— Start of PASSAGE TO READ —
# 18th and 19th Century Cookbook Collection



## Bettsann (Feb 12, 2008)

I found a fabulous collection of cookbooks dating 1798 to the early 1900's. They are ONLINE courtesy of Michigan State University and are all PDF'S. It is called the FEEDING AMERICA PROJECT. If you enjoy the old cook books and thier many instructions you might want to take a look They are priceless,
and are some of the most important and influential American cookbooks from the late 18th to early 20th century. It is a great find. Enjoy!

http://digital.lib.msu.edu/projects/cookbooks/html/browse.html


----------



## AngieM2 (May 10, 2002)

What a neat find!

I'm looking at the "Blue Grass Cookbook" about 1904.

Yep, I see a lot of time going to those .pdf's

Angie


----------



## Vashti (Dec 22, 2006)

I was just looking at The American Woman's Home and I love this line in the beginning: "To the women of America, in whose hands rest the real destinies of the Republic"! Thanks for sharing this...I'll be immersed in this resource for days...


----------



## Riverrat (Oct 14, 2008)

My wife passes along a big Thank You for the link, and that means I get to try some new dishes...so a big Thank You from me as well....lol


----------



## manygoatsnmore (Feb 12, 2005)
— End of PASSAGE TO READ —
SHORT EXERCISE 1 » Repeat the cookbook collection thread word for word, starting at "## Vashti (Dec" and ending at "(Oct 14, 2008)".
SHORT EXERCISE 2 » In the cookbook collection thread, which university is credited with putting the cookbooks online?
SHORT EXERCISE 3 » Resume the cookbook collection thread from its final line.
The material that comes next has no connection to the cookbook collection thread.
— Start of EXTRACTED RECORDS —
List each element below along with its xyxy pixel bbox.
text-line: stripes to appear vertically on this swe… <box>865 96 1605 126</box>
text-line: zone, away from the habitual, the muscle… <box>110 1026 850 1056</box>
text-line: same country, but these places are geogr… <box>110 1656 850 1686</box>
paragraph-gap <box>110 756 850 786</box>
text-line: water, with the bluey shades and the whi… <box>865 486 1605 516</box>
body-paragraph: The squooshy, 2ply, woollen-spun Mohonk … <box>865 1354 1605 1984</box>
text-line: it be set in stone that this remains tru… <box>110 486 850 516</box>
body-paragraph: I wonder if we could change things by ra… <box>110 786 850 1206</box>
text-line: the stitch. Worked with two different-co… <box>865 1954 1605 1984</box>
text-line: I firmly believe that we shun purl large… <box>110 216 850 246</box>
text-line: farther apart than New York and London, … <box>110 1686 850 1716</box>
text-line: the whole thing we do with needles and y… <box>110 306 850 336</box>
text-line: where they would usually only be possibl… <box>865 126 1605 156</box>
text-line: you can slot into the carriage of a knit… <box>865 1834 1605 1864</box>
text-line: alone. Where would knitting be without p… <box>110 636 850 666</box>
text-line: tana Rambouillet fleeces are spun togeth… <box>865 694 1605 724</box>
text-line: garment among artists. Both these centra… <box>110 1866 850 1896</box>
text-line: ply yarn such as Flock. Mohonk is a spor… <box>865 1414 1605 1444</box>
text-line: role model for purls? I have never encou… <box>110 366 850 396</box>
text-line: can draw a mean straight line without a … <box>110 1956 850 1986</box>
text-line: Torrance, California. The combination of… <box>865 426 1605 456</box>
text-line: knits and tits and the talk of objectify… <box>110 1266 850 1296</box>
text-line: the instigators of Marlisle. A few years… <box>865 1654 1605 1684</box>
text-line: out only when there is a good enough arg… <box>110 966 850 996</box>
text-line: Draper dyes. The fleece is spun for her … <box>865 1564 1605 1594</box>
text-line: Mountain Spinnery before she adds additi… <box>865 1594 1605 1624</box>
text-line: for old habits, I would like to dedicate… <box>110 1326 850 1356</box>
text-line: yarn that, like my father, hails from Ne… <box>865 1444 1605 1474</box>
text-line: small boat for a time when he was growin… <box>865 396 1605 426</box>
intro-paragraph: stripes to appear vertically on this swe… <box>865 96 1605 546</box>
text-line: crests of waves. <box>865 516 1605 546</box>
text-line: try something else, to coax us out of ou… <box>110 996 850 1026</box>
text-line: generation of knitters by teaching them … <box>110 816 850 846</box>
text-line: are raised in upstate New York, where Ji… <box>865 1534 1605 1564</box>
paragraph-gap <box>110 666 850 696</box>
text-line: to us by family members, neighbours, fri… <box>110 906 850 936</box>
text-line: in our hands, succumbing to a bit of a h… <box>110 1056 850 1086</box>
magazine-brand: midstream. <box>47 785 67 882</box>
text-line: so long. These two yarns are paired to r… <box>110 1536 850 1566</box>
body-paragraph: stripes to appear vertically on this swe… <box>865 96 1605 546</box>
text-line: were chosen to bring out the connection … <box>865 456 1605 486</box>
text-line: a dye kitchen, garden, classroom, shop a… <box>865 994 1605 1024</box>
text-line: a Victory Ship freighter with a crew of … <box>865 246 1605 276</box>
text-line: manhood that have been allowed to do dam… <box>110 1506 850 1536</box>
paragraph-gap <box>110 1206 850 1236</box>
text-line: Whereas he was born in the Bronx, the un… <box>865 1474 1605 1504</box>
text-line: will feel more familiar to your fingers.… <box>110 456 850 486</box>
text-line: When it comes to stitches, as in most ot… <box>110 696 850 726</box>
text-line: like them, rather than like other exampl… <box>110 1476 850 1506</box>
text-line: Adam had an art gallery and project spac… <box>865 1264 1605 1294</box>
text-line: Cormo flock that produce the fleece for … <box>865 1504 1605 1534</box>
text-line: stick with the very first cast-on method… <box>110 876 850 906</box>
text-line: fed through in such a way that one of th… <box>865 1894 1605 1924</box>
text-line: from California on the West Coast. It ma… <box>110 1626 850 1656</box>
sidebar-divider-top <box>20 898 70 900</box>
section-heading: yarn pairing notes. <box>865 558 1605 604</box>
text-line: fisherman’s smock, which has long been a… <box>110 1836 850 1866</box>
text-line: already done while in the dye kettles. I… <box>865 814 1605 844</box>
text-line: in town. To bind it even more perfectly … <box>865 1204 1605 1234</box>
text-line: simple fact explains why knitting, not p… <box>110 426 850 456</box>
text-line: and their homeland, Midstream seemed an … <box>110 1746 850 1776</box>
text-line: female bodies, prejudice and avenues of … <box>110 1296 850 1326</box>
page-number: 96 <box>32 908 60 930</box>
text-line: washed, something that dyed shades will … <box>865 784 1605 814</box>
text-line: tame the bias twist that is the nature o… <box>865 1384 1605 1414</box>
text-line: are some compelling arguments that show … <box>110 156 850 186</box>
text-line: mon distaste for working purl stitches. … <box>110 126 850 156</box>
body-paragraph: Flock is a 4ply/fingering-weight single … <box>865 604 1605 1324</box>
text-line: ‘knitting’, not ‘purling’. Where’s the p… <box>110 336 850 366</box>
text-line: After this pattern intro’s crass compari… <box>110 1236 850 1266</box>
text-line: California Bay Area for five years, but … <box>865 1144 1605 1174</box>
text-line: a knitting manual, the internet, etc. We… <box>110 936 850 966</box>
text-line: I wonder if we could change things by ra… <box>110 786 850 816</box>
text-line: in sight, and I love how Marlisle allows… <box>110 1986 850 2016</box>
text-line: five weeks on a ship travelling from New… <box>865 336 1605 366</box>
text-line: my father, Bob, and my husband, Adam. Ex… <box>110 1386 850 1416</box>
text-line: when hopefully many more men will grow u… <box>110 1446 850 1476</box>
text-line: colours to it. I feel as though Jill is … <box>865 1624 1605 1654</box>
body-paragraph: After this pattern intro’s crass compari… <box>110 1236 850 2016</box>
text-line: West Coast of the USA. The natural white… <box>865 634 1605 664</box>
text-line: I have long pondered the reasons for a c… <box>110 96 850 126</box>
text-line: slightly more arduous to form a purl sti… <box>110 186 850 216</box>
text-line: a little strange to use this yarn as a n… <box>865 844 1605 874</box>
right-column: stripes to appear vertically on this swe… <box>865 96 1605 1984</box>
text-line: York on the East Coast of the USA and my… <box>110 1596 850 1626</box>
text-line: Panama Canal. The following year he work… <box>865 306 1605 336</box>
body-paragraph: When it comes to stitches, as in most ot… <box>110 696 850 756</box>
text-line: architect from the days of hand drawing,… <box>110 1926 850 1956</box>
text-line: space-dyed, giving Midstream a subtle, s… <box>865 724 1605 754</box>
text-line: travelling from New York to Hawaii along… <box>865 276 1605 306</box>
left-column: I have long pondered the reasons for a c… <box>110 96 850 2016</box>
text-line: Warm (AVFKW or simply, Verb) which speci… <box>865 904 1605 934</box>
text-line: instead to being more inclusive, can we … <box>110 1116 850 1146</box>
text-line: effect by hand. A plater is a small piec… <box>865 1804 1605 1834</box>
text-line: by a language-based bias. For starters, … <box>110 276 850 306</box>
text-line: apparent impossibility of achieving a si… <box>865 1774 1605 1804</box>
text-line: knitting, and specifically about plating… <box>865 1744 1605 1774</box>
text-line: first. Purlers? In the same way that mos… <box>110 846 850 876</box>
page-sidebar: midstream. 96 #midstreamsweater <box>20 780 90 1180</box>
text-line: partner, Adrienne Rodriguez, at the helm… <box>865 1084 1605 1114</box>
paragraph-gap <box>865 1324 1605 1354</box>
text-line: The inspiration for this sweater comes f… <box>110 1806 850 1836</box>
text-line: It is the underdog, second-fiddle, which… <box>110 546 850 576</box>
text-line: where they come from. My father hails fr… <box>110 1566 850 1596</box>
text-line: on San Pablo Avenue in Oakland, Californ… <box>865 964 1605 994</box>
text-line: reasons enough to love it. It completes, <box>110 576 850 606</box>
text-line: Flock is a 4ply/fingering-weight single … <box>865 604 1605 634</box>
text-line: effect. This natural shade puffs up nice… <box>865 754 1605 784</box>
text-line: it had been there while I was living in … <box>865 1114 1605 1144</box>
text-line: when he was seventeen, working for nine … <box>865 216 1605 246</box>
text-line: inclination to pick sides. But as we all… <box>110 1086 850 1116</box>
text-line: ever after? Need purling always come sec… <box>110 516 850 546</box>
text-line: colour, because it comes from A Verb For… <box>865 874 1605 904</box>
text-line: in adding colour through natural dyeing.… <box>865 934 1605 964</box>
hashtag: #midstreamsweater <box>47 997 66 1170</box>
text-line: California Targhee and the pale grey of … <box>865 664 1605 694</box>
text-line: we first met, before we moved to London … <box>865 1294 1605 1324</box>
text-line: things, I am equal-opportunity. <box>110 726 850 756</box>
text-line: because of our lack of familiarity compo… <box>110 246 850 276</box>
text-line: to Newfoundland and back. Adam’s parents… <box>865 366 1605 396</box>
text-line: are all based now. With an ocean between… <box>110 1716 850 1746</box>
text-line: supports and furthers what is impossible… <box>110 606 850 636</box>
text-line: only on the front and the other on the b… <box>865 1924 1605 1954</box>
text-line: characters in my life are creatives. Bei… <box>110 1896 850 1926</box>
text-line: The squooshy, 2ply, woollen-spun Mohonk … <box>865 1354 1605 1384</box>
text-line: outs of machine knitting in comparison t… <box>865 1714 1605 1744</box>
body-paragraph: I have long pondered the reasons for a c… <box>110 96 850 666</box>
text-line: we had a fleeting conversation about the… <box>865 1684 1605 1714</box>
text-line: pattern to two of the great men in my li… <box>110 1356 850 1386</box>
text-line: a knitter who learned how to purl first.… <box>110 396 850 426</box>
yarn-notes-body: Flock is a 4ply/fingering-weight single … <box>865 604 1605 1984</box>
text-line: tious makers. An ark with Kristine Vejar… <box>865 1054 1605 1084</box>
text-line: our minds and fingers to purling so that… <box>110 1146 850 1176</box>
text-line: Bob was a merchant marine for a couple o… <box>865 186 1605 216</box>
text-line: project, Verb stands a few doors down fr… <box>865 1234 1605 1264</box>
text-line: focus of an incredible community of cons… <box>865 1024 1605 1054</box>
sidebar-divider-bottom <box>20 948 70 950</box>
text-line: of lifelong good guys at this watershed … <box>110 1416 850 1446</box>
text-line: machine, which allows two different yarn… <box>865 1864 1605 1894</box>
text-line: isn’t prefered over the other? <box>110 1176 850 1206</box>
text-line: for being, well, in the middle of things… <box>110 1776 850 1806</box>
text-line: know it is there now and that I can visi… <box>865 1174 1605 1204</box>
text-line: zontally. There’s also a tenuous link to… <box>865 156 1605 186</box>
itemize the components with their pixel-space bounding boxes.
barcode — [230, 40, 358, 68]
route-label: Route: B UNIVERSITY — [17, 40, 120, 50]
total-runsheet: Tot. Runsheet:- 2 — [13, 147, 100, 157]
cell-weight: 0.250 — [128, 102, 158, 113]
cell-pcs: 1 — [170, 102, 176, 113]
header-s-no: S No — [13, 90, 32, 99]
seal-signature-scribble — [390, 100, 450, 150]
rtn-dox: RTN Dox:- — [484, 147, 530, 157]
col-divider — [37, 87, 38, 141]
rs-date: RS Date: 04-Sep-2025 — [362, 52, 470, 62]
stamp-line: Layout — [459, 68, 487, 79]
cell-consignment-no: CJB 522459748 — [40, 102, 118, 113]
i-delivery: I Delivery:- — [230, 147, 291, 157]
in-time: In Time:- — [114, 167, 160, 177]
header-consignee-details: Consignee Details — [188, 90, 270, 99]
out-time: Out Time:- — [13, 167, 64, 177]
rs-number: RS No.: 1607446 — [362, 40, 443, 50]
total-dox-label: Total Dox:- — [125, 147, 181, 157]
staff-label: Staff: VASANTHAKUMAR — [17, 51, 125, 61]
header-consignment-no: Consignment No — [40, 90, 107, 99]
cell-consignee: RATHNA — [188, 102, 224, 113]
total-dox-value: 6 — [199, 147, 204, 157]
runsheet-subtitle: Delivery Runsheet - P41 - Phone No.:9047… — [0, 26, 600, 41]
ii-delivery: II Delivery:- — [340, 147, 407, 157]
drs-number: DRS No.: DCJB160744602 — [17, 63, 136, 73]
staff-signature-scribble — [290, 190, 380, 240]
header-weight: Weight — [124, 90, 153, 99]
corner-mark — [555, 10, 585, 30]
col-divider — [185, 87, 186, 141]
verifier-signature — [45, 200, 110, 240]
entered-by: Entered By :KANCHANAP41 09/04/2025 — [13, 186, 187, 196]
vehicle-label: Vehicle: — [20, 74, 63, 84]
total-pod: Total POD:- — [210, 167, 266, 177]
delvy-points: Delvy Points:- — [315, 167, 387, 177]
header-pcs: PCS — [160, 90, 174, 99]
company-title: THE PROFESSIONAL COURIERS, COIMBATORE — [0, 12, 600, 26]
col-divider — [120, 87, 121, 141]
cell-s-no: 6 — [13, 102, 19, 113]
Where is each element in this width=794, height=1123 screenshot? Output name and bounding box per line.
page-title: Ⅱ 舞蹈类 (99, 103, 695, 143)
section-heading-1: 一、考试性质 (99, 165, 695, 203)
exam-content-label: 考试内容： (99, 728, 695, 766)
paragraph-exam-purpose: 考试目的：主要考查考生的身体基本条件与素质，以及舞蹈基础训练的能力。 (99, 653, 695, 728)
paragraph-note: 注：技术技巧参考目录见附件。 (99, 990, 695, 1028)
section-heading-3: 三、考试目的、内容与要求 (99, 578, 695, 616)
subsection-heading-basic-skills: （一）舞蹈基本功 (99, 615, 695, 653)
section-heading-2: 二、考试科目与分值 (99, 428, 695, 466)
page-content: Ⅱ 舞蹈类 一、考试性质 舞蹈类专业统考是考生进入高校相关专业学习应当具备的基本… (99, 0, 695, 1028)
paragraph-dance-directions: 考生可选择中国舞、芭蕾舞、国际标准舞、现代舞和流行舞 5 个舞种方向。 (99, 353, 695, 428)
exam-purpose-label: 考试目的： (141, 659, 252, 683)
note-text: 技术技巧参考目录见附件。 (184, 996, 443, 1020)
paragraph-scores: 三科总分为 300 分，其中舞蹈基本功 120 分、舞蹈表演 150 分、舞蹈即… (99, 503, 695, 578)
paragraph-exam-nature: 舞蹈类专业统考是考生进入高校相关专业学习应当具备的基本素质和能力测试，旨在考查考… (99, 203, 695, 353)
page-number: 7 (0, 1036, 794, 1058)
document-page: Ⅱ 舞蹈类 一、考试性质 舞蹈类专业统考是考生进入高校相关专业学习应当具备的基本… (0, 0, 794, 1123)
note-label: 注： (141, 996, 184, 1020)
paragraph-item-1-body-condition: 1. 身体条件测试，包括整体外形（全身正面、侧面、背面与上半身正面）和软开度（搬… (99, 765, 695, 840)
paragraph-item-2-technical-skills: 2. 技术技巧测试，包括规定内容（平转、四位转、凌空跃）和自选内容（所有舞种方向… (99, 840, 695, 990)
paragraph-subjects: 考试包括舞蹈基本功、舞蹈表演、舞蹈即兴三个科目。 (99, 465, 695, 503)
— End of EXTRACTED RECORDS —
EXERCISE ANSWER 1 »
## Vashti (Dec 22, 2006)

I was just looking at The American Woman's Home and I love this line in the beginning: "To the women of America, in whose hands rest the real destinies of the Republic"! Thanks for sharing this...I'll be immersed in this resource for days...


----------



## Riverrat (Oct 14, 2008)

EXERCISE ANSWER 2 » Michigan State University

EXERCISE ANSWER 3 »
Oooh, I'm going to have fun browsing through all those cookbooks! Thank you for posting the link.


----------



## Bettsann (Feb 12, 2008)

You are all so welcome. Aren't the books wonderful. Blue Grass, Creole, Pennsylvania Dutch, Jewish and old fashioned American cooking to just name a few. A childrens cookbook done in story form with beautiful illustrations. I was so excited to find these I have spent alot of my day just going through them.


----------



## chickenista (Mar 24, 2007)

Oh crud. Now I have to look at that link.
And I will get nothing else done at all.
Dangit, dangit, dangit!


----------



## AngieM2 (May 10, 2002)

chickenista - haven't you heard that we are strange and crazy down here in this forum ? This is one of our additictions - reading old time cook books and house keeping books and learning how they did without the stuff we have now.

We're evil and bettsann just proved she really is under deep cover of enabling this additiction.


----------



## TJN66 (Aug 29, 2004)

chickenista said:


> Oh crud. Now I have to look at that link.
> And I will get nothing else done at all.
> Dangit, dangit, dangit!


Yep...thats exactly what I was thinking too! Ah well...cant fight it right?


----------



## AngieM2 (May 10, 2002)

Bettsann, here's your official S&EP enabler hat


----------



## Bettsann (Feb 12, 2008)

Angie, you are too funny but I accept the hat with honor. Everybody could use a diversion once in a while. lol


----------



## calliemoonbeam (Aug 7, 2007)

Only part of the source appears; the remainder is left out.